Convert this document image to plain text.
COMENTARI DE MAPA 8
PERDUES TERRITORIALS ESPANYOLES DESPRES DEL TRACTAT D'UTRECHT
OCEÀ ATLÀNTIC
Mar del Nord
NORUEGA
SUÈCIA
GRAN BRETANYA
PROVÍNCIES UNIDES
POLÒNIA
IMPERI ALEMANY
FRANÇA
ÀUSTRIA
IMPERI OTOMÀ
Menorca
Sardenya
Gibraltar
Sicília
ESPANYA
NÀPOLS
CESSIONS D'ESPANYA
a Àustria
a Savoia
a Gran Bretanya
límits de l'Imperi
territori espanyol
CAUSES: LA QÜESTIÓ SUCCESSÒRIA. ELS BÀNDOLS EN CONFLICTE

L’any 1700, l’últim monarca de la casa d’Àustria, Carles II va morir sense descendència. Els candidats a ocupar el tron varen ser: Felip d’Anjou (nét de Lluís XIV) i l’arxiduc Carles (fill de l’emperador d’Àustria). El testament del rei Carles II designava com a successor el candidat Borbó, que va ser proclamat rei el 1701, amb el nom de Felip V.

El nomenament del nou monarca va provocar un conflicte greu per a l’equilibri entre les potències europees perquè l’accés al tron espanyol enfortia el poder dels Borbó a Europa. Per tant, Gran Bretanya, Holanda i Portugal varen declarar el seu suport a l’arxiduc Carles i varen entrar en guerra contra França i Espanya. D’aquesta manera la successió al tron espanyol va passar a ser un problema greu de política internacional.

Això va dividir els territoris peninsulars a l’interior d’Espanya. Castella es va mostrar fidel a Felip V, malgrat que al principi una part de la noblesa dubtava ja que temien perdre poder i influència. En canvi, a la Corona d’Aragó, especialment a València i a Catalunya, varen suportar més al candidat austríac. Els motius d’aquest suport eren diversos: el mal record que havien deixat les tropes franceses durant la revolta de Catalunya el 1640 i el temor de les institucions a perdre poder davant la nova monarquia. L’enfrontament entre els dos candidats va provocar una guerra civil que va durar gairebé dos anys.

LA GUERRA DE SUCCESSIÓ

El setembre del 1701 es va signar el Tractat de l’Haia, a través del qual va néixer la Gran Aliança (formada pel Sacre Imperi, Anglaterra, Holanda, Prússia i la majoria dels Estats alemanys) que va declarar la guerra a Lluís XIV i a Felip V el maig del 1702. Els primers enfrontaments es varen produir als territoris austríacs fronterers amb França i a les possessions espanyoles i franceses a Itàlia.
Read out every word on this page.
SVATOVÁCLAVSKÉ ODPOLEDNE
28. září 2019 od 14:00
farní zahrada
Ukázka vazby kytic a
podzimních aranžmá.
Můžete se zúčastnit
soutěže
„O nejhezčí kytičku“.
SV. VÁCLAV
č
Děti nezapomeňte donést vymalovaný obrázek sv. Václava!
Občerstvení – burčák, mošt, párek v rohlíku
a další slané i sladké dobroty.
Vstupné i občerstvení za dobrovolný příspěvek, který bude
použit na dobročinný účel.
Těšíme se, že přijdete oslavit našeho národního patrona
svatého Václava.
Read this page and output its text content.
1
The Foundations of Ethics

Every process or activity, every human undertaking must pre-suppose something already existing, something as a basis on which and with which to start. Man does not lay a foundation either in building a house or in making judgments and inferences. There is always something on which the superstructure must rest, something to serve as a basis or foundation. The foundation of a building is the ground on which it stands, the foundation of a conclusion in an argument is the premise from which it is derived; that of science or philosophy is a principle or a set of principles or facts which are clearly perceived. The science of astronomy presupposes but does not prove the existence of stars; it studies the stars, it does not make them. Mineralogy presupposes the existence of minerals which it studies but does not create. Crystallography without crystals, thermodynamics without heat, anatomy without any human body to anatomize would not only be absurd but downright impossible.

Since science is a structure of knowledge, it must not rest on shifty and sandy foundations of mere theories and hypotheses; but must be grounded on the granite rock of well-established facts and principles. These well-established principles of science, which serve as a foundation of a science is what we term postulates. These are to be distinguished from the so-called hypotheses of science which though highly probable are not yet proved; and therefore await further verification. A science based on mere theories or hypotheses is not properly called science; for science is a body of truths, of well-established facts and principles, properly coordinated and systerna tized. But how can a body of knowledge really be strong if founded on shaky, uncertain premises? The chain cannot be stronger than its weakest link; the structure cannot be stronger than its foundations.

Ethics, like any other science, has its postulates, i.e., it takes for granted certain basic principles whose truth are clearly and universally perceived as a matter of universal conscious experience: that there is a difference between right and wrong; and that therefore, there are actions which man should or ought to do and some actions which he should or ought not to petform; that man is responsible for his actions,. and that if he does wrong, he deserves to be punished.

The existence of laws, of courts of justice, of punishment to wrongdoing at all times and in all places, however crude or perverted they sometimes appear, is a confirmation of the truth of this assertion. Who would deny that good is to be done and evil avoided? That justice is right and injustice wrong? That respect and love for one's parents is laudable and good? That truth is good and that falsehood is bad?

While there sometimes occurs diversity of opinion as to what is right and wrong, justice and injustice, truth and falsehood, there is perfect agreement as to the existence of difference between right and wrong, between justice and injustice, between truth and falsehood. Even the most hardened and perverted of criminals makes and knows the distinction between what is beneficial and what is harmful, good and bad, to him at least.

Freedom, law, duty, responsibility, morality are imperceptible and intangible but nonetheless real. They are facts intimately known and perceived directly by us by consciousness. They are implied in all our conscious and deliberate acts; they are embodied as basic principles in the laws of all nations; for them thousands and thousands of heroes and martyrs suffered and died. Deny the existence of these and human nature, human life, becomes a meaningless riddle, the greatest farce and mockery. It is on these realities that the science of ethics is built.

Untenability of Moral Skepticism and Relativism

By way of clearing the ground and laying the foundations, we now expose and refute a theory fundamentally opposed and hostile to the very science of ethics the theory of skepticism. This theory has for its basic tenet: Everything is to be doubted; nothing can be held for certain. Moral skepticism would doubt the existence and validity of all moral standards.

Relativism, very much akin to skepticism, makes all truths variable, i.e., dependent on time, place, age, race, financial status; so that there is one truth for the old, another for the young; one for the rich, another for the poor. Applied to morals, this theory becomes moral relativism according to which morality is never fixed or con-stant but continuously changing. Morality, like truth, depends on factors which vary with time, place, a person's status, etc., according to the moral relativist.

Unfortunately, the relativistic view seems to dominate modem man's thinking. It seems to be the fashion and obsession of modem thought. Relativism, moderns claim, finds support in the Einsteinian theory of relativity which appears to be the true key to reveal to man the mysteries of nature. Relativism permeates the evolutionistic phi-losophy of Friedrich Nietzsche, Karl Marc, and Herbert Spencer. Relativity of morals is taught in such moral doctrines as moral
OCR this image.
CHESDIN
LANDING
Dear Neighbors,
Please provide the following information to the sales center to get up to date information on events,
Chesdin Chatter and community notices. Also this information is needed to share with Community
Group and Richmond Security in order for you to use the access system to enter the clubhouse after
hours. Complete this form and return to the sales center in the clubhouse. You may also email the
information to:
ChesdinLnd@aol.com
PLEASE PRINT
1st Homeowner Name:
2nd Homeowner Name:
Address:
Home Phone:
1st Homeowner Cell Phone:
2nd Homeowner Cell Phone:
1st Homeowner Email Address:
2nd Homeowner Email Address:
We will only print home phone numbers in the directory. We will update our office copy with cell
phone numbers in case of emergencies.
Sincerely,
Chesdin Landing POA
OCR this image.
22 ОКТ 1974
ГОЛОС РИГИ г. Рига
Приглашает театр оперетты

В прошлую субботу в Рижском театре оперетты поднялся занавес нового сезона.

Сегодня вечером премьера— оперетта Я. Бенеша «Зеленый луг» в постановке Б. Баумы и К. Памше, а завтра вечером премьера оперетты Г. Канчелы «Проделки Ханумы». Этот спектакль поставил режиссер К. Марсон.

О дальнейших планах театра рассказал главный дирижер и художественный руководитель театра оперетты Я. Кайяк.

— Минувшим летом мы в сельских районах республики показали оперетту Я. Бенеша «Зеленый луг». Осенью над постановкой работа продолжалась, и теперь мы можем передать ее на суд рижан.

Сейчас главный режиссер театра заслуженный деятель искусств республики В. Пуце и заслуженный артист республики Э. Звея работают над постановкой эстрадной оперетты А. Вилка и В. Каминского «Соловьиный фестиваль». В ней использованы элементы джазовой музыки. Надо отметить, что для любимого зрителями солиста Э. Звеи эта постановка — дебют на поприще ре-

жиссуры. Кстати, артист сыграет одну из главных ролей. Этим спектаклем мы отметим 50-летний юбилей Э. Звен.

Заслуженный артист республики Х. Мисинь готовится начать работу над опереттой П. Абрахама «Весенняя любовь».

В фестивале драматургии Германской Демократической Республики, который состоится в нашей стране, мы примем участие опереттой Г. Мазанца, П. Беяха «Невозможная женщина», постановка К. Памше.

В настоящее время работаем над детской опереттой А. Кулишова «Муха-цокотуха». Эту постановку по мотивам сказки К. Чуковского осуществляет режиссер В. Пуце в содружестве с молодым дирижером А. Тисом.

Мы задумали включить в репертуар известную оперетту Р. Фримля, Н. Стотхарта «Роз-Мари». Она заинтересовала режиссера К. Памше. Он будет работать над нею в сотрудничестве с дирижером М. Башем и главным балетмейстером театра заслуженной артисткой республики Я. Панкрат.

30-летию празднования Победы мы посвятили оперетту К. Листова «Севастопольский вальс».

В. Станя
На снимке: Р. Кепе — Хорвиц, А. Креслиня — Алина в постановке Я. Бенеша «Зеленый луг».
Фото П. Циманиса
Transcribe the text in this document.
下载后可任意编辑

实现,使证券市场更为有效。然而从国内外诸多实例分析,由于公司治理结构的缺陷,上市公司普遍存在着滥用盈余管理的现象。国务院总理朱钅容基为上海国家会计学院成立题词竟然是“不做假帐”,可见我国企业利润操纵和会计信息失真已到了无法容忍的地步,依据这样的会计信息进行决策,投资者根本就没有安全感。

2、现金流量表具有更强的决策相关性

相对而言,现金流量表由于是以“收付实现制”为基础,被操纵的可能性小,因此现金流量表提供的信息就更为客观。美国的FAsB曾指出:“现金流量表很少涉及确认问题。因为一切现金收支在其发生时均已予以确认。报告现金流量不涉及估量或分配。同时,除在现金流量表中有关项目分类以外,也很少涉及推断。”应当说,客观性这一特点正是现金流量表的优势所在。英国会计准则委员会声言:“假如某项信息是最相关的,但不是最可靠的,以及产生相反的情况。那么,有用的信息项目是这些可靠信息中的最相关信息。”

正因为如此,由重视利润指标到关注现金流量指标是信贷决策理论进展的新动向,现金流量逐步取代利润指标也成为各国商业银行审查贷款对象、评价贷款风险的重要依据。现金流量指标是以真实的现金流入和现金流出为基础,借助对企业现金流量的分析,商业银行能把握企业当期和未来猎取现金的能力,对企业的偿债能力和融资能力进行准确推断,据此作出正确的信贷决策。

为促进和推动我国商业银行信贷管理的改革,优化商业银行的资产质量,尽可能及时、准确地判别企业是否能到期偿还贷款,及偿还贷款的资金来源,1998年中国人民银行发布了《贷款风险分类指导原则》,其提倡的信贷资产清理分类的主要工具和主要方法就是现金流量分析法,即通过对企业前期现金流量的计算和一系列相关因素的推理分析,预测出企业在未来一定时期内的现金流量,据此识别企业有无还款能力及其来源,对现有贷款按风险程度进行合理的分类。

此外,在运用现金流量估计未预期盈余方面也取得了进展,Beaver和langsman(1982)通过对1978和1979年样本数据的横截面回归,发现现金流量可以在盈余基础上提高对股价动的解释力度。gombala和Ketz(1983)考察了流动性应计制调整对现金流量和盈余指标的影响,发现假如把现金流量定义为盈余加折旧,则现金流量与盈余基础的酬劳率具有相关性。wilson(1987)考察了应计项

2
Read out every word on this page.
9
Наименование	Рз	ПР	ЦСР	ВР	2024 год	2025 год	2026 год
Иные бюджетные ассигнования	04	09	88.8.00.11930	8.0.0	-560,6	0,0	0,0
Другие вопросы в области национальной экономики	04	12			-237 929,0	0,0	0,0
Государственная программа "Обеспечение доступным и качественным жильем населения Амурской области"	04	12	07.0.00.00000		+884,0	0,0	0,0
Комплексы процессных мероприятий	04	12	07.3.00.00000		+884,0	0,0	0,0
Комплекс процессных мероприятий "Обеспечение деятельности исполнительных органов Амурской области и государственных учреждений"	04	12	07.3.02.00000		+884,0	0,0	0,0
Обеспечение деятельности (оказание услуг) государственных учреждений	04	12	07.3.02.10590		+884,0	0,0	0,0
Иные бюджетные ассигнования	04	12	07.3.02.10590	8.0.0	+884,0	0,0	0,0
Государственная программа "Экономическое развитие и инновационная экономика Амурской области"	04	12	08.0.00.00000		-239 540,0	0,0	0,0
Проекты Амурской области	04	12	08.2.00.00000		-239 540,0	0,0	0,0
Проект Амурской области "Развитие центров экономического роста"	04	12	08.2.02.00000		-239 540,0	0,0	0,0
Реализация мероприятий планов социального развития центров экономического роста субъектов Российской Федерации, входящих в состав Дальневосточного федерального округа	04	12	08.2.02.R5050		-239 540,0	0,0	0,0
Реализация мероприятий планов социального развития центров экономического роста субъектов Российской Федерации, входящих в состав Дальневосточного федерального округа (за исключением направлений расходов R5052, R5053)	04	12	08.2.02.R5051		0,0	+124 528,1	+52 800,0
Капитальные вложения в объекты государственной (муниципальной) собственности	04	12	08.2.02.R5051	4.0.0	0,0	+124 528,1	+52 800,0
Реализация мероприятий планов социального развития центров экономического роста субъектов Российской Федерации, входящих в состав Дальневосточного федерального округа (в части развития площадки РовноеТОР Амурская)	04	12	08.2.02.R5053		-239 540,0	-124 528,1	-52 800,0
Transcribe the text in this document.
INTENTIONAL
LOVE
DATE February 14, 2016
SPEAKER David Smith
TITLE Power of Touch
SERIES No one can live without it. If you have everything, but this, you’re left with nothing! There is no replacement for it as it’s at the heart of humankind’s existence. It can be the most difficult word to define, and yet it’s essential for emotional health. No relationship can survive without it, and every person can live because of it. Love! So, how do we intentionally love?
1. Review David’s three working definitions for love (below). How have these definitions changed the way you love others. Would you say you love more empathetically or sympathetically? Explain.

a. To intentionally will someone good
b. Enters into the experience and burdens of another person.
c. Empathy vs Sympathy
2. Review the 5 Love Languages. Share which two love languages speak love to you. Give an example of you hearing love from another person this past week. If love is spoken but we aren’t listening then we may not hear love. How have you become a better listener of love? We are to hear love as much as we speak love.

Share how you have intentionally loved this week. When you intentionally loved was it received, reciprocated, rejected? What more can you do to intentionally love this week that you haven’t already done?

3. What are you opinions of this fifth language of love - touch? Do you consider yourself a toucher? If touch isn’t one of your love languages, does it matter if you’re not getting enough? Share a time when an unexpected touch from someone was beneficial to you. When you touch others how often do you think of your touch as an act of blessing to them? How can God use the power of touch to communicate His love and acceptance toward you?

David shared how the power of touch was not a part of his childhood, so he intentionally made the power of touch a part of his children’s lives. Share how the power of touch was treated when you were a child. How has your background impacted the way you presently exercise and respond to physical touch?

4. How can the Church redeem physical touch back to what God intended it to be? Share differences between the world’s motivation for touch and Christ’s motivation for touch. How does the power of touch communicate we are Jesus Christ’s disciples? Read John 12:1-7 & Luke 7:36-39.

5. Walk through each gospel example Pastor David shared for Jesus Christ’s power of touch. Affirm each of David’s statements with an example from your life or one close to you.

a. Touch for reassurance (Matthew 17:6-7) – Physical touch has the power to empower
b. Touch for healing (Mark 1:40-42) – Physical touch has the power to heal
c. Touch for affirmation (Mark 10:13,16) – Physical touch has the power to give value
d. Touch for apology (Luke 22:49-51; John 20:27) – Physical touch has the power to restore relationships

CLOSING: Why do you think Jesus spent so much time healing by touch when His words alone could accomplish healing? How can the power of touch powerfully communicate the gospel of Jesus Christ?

▬▬▬▬▬▬

Gather each line of the records holding the string "sometimes".

The existence of laws, of courts of justice, of punishment to wrongdoing at all times and in all places, however crude or perverted they sometimes appear, is a confirmation of the truth of this assertion. Who would deny that good is to be done and evil avoided? That justice is right and injustice wrong? That respect and love for one's parents is laudable and good? That truth is good and that falsehood is bad?
While there sometimes occurs diversity of opinion as to what is right and wrong, justice and injustice, truth and falsehood, there is perfect agreement as to the existence of difference between right and wrong, between justice and injustice, between truth and falsehood. Even the most hardened and perverted of criminals makes and knows the distinction between what is beneficial and what is harmful, good and bad, to him at least.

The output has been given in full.